Find the lines below that contain the string "this". Copy each one.

(Dataset records)
%%
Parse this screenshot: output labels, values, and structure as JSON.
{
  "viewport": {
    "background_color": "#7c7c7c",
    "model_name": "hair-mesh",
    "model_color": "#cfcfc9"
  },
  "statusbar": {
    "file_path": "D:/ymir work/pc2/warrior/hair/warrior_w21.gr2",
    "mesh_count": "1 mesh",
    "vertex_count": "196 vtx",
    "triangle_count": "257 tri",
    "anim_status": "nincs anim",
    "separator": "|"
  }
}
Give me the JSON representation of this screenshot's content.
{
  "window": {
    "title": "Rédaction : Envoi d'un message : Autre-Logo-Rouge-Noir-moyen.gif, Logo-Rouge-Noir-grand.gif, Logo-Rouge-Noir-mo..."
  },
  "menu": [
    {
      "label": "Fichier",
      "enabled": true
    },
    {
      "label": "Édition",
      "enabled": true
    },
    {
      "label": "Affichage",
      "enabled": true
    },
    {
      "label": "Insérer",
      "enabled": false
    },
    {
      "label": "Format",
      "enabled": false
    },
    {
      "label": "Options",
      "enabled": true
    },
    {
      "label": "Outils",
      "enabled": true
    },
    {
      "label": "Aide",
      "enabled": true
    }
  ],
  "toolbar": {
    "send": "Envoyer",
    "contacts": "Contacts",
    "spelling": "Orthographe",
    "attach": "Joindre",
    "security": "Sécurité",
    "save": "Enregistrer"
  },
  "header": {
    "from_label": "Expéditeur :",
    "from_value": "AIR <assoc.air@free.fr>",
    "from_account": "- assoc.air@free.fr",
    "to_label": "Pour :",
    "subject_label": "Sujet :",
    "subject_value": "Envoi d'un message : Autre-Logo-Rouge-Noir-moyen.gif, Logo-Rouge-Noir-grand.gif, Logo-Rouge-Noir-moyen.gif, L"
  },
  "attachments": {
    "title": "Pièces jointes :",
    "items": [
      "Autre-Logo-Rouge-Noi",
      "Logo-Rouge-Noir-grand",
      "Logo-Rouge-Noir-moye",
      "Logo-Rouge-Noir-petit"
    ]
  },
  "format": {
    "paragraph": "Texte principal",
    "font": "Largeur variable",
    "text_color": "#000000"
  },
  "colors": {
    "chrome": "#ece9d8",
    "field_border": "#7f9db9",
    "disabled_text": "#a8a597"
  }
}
%%
• _THE SOLUTION_:
Parse this screenshot: output labels, values, and structure as JSON.
Give me the JSON representation of this screenshot's content.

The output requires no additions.